[Exercise data start]

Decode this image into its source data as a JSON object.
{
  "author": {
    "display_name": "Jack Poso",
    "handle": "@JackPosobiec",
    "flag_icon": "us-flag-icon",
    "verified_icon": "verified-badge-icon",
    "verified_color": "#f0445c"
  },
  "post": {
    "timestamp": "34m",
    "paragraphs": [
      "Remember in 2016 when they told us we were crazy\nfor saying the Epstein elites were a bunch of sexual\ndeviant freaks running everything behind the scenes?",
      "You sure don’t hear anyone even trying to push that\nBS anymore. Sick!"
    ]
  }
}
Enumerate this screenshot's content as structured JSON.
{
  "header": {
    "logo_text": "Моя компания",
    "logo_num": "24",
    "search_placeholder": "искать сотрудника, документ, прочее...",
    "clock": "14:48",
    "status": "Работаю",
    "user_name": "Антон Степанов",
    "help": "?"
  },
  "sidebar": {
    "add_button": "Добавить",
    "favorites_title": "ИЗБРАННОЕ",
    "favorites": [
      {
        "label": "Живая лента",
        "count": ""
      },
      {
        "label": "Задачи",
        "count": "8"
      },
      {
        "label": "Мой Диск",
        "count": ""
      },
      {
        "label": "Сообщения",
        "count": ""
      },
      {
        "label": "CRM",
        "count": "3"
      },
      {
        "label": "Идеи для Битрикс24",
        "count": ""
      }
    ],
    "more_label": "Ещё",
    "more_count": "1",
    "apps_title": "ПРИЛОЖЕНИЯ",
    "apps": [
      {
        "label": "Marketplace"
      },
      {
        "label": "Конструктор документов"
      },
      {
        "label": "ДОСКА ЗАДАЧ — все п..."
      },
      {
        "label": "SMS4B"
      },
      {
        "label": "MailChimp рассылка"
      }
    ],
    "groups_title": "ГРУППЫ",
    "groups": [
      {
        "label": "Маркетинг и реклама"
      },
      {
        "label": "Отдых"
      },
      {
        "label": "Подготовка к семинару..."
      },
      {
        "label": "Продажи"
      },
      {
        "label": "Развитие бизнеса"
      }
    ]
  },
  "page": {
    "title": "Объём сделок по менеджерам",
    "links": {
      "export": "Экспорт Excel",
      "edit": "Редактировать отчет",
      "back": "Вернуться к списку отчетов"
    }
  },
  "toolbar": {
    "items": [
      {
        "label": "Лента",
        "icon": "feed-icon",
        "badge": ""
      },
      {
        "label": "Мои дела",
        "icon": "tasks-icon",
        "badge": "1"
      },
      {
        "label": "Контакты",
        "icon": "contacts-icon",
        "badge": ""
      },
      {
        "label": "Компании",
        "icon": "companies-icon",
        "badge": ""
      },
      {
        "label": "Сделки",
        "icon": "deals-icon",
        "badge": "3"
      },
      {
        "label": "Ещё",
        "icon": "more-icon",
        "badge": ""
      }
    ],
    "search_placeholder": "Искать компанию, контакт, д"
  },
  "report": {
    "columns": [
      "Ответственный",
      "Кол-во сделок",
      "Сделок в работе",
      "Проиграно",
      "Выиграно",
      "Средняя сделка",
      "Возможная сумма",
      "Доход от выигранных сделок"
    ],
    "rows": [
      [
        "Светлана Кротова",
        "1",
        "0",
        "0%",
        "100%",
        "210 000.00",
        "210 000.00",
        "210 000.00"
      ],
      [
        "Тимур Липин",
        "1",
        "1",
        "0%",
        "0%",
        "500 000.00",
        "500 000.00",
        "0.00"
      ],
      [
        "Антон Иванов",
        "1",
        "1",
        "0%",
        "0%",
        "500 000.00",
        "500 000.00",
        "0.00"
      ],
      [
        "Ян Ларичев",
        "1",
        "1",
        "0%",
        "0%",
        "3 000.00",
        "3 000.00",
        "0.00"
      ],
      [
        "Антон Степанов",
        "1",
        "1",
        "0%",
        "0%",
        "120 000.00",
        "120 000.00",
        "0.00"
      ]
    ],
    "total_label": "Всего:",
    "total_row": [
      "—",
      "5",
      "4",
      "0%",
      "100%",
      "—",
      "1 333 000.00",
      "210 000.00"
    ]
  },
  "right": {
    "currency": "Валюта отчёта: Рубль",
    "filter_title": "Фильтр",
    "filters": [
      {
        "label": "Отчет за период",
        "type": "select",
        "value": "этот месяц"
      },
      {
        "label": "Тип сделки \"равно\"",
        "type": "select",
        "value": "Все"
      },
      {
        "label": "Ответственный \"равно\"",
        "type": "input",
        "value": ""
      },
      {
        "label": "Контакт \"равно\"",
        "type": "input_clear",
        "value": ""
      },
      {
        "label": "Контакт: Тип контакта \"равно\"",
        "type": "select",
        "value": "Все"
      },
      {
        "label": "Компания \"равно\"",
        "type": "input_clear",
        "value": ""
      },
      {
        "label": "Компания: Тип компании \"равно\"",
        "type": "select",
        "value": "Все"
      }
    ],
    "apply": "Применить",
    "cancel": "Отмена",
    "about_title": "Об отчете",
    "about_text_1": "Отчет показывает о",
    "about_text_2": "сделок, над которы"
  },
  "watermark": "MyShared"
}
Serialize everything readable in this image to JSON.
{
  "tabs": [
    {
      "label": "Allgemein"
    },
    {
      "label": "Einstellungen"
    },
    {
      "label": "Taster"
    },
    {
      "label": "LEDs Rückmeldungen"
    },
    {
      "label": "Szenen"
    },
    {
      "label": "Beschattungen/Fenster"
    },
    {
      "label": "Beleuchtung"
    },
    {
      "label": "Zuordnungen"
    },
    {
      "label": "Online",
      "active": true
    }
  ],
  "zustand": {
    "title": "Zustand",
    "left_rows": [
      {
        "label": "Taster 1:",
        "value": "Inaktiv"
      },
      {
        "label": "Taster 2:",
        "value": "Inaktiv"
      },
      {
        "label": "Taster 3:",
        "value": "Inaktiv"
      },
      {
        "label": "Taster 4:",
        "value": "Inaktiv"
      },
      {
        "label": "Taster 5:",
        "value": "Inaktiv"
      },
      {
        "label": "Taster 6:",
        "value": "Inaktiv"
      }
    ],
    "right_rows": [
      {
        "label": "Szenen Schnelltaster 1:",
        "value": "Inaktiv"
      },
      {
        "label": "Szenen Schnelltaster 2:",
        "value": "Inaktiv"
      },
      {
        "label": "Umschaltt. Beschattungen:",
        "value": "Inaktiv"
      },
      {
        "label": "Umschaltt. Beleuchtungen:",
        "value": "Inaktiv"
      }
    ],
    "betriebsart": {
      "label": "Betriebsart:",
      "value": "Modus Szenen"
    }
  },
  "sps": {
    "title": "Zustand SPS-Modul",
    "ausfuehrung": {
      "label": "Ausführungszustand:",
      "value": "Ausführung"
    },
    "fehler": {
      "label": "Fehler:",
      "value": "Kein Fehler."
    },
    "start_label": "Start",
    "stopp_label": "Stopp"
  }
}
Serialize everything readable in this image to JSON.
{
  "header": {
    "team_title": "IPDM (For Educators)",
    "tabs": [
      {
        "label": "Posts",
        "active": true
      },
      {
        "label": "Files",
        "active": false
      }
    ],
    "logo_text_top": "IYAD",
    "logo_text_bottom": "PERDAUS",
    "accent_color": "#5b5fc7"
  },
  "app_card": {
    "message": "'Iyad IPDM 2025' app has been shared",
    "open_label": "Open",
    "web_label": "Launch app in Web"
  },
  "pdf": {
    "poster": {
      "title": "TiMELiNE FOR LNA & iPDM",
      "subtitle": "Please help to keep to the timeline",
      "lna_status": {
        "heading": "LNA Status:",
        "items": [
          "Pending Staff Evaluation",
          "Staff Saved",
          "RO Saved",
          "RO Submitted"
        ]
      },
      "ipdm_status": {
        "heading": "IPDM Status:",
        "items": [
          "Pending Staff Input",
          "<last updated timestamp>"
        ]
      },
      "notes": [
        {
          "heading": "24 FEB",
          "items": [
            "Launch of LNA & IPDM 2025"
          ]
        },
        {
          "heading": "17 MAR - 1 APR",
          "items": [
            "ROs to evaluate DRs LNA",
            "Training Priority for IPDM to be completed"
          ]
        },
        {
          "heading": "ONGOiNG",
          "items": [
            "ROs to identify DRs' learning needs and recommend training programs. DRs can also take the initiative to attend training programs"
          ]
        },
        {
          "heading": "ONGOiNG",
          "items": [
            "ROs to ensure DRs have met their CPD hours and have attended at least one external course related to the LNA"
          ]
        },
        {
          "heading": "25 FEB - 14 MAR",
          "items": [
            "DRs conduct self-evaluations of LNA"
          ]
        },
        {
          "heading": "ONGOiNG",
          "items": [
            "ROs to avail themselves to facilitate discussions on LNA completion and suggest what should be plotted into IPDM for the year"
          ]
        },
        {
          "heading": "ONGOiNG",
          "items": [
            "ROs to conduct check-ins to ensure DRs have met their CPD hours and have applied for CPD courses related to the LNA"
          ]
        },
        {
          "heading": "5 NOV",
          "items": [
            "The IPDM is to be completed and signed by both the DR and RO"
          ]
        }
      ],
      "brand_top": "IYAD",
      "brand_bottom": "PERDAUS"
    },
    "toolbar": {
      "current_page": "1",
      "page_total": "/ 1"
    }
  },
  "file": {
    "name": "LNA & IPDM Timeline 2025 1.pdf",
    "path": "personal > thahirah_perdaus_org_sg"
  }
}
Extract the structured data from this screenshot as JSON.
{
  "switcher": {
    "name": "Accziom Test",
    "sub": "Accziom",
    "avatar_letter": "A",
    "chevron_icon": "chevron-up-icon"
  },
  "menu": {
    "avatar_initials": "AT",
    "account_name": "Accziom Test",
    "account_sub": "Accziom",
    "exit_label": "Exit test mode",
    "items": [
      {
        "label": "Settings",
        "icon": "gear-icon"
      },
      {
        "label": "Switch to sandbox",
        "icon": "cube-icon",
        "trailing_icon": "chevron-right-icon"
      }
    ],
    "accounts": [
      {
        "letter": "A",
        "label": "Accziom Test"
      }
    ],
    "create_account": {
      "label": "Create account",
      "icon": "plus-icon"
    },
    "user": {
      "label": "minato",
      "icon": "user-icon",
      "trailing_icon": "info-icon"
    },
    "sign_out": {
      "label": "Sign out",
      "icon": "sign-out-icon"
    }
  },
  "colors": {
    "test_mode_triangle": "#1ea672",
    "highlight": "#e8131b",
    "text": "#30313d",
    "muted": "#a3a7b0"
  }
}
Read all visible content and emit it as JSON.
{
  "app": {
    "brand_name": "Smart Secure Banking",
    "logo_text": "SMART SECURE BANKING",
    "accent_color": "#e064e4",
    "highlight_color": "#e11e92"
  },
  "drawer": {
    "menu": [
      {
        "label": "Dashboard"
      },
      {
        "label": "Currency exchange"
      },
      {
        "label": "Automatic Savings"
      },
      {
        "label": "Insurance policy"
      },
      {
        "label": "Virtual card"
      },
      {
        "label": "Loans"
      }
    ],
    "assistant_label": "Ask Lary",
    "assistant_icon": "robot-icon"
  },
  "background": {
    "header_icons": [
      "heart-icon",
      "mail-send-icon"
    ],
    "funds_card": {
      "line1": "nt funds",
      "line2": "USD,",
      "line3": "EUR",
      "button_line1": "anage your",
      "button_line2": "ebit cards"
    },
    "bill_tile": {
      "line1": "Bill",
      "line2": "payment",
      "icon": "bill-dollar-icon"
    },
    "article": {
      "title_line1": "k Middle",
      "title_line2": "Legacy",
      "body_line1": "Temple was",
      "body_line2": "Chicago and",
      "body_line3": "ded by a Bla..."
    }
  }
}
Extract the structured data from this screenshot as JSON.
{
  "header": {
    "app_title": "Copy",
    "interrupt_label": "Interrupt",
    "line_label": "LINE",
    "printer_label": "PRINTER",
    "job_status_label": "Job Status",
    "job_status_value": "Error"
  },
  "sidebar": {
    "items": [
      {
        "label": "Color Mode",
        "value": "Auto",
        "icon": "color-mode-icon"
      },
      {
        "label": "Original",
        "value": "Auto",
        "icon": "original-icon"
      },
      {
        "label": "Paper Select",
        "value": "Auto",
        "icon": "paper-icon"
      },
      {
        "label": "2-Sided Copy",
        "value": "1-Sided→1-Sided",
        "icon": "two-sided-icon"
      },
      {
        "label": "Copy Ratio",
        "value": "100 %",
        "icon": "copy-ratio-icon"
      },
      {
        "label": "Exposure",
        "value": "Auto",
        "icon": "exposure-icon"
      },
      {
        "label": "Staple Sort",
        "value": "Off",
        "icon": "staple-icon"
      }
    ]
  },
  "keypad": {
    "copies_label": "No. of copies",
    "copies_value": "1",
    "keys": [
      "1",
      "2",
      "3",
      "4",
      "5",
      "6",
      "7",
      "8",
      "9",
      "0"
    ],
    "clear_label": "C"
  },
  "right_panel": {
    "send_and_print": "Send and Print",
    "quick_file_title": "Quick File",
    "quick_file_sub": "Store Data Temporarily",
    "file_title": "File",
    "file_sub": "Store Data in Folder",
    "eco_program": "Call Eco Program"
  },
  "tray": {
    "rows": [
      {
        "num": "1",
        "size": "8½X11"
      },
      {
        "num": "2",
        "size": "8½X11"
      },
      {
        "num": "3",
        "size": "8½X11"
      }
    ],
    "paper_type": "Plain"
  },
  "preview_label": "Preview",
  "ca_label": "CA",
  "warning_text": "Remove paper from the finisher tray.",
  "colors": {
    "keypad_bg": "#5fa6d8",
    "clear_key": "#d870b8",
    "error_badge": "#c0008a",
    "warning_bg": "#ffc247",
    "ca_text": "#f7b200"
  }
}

[Exercise data end]

◆ **Stated exercise**: Which lines in the data above contain "Антон"? Show each one.

◆ **The completed task**:
    "user_name": "Антон Степанов",
        "Антон Иванов",
        "Антон Степанов",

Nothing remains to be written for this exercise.